**STATED GOAL**
Beneath this task is a listing; retype all of it exactly.

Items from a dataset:
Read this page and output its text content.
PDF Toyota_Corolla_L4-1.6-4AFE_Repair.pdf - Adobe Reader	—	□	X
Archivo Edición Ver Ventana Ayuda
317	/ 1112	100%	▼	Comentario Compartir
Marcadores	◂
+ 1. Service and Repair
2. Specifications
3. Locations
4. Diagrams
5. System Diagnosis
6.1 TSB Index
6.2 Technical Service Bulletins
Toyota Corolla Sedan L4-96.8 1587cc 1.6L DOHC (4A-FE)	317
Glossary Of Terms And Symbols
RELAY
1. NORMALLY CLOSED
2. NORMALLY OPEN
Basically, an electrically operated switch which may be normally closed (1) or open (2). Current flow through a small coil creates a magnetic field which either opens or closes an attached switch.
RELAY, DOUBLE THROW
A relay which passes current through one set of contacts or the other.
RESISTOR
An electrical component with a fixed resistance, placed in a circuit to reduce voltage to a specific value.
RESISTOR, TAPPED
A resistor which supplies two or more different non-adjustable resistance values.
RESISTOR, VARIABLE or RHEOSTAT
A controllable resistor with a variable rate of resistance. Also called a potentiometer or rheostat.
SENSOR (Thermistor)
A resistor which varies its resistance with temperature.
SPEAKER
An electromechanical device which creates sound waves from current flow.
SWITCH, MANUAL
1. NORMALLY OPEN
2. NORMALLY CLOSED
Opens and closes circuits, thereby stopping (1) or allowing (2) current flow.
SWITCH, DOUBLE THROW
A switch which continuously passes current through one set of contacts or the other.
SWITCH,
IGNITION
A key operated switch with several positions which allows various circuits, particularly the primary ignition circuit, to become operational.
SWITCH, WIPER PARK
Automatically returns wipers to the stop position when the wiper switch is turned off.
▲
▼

**TASK RESULT**
Read this page and output its text content.
PDF Toyota_Corolla_L4-1.6-4AFE_Repair.pdf - Adobe Reader	—	□	X
Archivo Edición Ver Ventana Ayuda
317	/ 1112	100%	▼	Comentario Compartir
Marcadores	◂
+ 1. Service and Repair
2. Specifications
3. Locations
4. Diagrams
5. System Diagnosis
6.1 TSB Index
6.2 Technical Service Bulletins
Toyota Corolla Sedan L4-96.8 1587cc 1.6L DOHC (4A-FE)	317
Glossary Of Terms And Symbols
RELAY
1. NORMALLY CLOSED
2. NORMALLY OPEN
Basically, an electrically operated switch which may be normally closed (1) or open (2). Current flow through a small coil creates a magnetic field which either opens or closes an attached switch.
RELAY, DOUBLE THROW
A relay which passes current through one set of contacts or the other.
RESISTOR
An electrical component with a fixed resistance, placed in a circuit to reduce voltage to a specific value.
RESISTOR, TAPPED
A resistor which supplies two or more different non-adjustable resistance values.
RESISTOR, VARIABLE or RHEOSTAT
A controllable resistor with a variable rate of resistance. Also called a potentiometer or rheostat.
SENSOR (Thermistor)
A resistor which varies its resistance with temperature.
SPEAKER
An electromechanical device which creates sound waves from current flow.
SWITCH, MANUAL
1. NORMALLY OPEN
2. NORMALLY CLOSED
Opens and closes circuits, thereby stopping (1) or allowing (2) current flow.
SWITCH, DOUBLE THROW
A switch which continuously passes current through one set of contacts or the other.
SWITCH,
IGNITION
A key operated switch with several positions which allows various circuits, particularly the primary ignition circuit, to become operational.
SWITCH, WIPER PARK
Automatically returns wipers to the stop position when the wiper switch is turned off.
▲
▼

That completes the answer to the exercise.